§ **Text shown**:
###

United States District Court, E.D. California
Jul 22, 2006
Case No. 1:06-cv-00358-awi-sms-p, (Doc. 10) (E.D. Cal. Jul. 22, 2006)

Opinion

Case No. 1:06-cv-00358-awi-sms-p, (Doc. 10).

July 22, 2006


ORDER DENYING MOTION FOR APPOINTMENT OF COUNSEL AND DENYING MOTION TO SET ASIDE


I. Order

A. Procedural History

Plaintiff Daren Jean Miller ("plaintiff") is a state prisoner who was proceeding pro se and in forma pauperis in this civil rights action pursuant to 42 U.S.C. § 1983. Plaintiff filed this action on March 30, 2006. (Doc. 1.) Plaintiff alleged in his complaint that his parole was wrongfully revoked, in violation of the Due Process Clause, and that neither his preliminary hearing nor his final revocation hearing comported with due process. (Id.) Plaintiff sought money damages and injunctive relief, including an order requiring defendants to dismiss the charge and recalculate his time assessment. (Id.) On May 30, 2006, the Court dismissed this action, without prejudice, for failure to state a claim upon which relief may be granted under section 1983. (Doc. 9.) On June 15, 2006, plaintiff filed a motion for the appointment of counsel and to set aside judgment. (Doc. 10.)

B. Motion Seeking Appointment of Counsel

Plaintiff does not have a constitutional right to appointed counsel in this action, Rand v. Rowland, 113 F.3d 1520, 1525 (9th Cir. 1997), and the Court cannot require an attorney to represent plaintiff pursuant to 28 U.S.C. § 1915(e)(1). Mallard v. United States District Court for the Southern District of Iowa, 490 U.S. 296, 298, 109 S.Ct. 1814, 1816 (1989). However, in certain exceptional circumstances the Court may request the voluntary assistance of counsel pursuant to section 1915(e)(1). Rand, 113 F.3d at 1525.

###

§ **Supplied data**:
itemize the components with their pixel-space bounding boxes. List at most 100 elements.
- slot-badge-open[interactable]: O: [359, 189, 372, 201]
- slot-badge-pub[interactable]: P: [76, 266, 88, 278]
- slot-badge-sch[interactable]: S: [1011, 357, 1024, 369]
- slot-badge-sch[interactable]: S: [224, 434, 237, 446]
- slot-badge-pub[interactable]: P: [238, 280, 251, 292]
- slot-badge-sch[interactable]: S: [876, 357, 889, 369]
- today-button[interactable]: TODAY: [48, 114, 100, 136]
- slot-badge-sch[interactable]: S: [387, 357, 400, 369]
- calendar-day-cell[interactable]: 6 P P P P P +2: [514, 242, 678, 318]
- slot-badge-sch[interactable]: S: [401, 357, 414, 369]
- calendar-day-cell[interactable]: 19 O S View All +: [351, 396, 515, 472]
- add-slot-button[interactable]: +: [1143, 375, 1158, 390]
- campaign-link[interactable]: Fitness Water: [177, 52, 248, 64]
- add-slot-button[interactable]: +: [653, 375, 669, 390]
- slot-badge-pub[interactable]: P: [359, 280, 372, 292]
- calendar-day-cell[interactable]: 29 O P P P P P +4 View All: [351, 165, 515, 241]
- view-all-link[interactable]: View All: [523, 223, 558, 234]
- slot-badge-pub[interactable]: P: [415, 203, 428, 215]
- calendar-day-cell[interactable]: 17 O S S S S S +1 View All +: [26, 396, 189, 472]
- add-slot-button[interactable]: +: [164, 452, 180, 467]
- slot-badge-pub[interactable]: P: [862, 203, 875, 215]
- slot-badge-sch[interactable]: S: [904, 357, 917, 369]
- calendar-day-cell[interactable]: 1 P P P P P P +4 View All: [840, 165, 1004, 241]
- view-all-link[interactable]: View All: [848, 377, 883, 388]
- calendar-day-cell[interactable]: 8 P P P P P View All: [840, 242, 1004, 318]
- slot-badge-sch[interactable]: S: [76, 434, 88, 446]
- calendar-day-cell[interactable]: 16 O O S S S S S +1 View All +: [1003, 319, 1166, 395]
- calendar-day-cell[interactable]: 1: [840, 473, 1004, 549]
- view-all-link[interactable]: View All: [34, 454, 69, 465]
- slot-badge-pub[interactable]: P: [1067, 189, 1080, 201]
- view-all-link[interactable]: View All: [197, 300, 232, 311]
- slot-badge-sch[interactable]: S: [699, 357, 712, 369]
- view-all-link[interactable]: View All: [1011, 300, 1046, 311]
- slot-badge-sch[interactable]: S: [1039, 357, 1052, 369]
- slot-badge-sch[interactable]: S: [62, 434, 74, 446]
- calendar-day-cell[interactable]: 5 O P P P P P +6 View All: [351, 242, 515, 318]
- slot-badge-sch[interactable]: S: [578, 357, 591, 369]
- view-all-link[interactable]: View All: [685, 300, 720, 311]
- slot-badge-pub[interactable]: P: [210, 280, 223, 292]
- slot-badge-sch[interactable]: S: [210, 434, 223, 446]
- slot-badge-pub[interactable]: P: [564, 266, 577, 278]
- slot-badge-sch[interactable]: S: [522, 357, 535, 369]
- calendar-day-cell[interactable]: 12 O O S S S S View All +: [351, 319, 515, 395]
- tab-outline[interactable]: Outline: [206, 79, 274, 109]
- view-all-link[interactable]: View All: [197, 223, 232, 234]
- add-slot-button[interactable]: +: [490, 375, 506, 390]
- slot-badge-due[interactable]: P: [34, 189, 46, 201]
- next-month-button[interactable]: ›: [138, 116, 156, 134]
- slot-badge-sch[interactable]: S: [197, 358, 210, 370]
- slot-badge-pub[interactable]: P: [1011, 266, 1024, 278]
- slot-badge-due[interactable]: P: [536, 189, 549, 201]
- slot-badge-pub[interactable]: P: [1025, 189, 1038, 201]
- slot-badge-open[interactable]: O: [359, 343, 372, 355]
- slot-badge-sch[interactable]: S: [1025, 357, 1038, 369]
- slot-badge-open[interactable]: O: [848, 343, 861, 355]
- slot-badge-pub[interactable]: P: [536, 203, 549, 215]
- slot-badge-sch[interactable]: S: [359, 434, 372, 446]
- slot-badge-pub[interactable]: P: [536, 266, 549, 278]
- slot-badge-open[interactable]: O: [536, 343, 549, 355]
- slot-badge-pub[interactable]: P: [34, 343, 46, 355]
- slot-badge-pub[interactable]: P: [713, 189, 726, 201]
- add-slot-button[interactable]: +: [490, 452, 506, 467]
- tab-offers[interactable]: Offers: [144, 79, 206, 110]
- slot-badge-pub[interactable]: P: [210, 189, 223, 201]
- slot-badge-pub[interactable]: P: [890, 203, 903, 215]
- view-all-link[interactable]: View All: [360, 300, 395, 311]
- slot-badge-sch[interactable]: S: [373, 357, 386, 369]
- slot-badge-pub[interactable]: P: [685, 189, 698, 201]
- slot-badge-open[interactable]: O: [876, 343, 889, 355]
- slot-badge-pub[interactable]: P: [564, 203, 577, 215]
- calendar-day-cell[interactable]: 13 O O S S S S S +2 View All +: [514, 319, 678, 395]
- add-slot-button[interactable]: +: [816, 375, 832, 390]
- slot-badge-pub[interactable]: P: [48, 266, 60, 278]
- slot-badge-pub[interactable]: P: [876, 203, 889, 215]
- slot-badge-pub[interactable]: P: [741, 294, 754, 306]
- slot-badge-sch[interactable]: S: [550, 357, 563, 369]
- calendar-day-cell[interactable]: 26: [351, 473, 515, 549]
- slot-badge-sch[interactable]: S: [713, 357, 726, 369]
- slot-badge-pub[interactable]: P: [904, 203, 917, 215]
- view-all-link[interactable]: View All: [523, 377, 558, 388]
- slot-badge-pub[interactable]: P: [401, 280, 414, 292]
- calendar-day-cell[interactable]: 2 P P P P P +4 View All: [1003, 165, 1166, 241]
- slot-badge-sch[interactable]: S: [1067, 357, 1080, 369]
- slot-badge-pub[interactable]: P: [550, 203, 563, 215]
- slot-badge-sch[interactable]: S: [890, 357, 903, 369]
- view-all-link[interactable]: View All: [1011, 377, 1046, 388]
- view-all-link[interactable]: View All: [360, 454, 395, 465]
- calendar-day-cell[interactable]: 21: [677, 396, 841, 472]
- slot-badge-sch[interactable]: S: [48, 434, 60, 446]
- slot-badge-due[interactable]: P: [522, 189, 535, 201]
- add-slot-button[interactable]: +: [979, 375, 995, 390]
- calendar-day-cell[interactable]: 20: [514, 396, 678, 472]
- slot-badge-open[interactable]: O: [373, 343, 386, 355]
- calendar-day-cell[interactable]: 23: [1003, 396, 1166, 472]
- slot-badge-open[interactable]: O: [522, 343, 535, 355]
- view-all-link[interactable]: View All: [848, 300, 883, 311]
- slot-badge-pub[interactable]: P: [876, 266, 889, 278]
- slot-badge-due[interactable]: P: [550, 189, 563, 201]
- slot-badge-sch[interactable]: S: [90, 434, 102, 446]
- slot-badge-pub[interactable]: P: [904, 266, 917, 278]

###

§ **Problems to solve**:
(1) Answer these questions using the court order:
(a) On what date did the plaintiff file this action?
(b) On what date did the Court dismiss the action?
(c) Under which section may the Court request the voluntary assistance of counsel in certain exceptional circumstances?
(2) Does the court order agree with each statement below? Answer yes or no, and quote the words that decide it.
(a) The Court dismissed the action with prejudice.
(b) The plaintiff sought money damages and injunctive relief.
(c) The plaintiff has a constitutional right to appointed counsel in this action.

§ **Solutions below**:
(1)
(a) March 30, 2006
(b) May 30, 2006
(c) Section 1915(e)(1) (28 U.S.C. § 1915(e)(1))

(2)
(a) No: "the Court dismissed this action, without prejudice"
(b) Yes: "Plaintiff sought money damages and injunctive relief"
(c) No: "Plaintiff does not have a constitutional right to appointed counsel in this action"